Listes de coordonnées de boîtes:

------

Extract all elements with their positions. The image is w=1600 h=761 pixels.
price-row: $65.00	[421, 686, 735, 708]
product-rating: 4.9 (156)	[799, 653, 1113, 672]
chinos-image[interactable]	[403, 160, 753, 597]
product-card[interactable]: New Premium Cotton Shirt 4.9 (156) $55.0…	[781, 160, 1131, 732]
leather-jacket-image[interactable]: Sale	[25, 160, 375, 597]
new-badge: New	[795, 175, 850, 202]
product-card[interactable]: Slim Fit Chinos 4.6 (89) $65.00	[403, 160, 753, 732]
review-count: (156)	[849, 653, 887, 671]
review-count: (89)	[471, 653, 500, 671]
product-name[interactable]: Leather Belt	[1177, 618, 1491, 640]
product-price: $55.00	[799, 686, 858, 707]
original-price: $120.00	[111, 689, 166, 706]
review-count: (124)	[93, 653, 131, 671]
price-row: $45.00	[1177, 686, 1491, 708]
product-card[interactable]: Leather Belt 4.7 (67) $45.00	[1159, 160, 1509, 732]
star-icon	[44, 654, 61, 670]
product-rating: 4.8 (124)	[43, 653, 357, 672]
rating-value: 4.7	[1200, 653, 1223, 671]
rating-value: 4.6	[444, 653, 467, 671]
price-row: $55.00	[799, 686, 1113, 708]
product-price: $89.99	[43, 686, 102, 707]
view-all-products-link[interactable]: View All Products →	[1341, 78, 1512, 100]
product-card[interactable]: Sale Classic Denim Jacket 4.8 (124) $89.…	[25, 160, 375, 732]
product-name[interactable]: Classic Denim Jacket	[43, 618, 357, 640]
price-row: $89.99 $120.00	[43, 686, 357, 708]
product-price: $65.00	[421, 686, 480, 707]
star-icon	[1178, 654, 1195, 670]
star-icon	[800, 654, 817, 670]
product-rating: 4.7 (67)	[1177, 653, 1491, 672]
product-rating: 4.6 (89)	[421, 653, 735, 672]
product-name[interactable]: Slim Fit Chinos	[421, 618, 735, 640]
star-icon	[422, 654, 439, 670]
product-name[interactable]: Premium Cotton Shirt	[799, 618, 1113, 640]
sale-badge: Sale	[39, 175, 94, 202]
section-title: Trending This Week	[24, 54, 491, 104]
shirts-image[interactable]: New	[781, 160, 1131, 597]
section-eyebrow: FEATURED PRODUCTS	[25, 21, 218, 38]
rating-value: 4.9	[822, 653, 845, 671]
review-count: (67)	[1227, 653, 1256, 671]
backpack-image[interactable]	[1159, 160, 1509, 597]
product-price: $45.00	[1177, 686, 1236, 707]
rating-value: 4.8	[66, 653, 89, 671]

------

Recopiez ces lignes à l'identique, en reprenant toutes les entrées ci-dessus.

RÉSULTAT OBTENU
Extract all elements with their positions. The image is w=1600 h=761 pixels.
price-row: $65.00	[421, 686, 735, 708]
product-rating: 4.9 (156)	[799, 653, 1113, 672]
chinos-image[interactable]	[403, 160, 753, 597]
product-card[interactable]: New Premium Cotton Shirt 4.9 (156) $55.0…	[781, 160, 1131, 732]
leather-jacket-image[interactable]: Sale	[25, 160, 375, 597]
new-badge: New	[795, 175, 850, 202]
product-card[interactable]: Slim Fit Chinos 4.6 (89) $65.00	[403, 160, 753, 732]
review-count: (156)	[849, 653, 887, 671]
review-count: (89)	[471, 653, 500, 671]
product-name[interactable]: Leather Belt	[1177, 618, 1491, 640]
product-price: $55.00	[799, 686, 858, 707]
original-price: $120.00	[111, 689, 166, 706]
review-count: (124)	[93, 653, 131, 671]
price-row: $45.00	[1177, 686, 1491, 708]
product-card[interactable]: Leather Belt 4.7 (67) $45.00	[1159, 160, 1509, 732]
star-icon	[44, 654, 61, 670]
product-rating: 4.8 (124)	[43, 653, 357, 672]
rating-value: 4.7	[1200, 653, 1223, 671]
rating-value: 4.6	[444, 653, 467, 671]
price-row: $55.00	[799, 686, 1113, 708]
product-price: $89.99	[43, 686, 102, 707]
view-all-products-link[interactable]: View All Products →	[1341, 78, 1512, 100]
product-card[interactable]: Sale Classic Denim Jacket 4.8 (124) $89.…	[25, 160, 375, 732]
product-name[interactable]: Classic Denim Jacket	[43, 618, 357, 640]
price-row: $89.99 $120.00	[43, 686, 357, 708]
product-price: $65.00	[421, 686, 480, 707]
star-icon	[1178, 654, 1195, 670]
star-icon	[800, 654, 817, 670]
product-rating: 4.7 (67)	[1177, 653, 1491, 672]
product-rating: 4.6 (89)	[421, 653, 735, 672]
product-name[interactable]: Slim Fit Chinos	[421, 618, 735, 640]
star-icon	[422, 654, 439, 670]
product-name[interactable]: Premium Cotton Shirt	[799, 618, 1113, 640]
sale-badge: Sale	[39, 175, 94, 202]
section-title: Trending This Week	[24, 54, 491, 104]
shirts-image[interactable]: New	[781, 160, 1131, 597]
section-eyebrow: FEATURED PRODUCTS	[25, 21, 218, 38]
rating-value: 4.9	[822, 653, 845, 671]
review-count: (67)	[1227, 653, 1256, 671]
backpack-image[interactable]	[1159, 160, 1509, 597]
product-price: $45.00	[1177, 686, 1236, 707]
rating-value: 4.8	[66, 653, 89, 671]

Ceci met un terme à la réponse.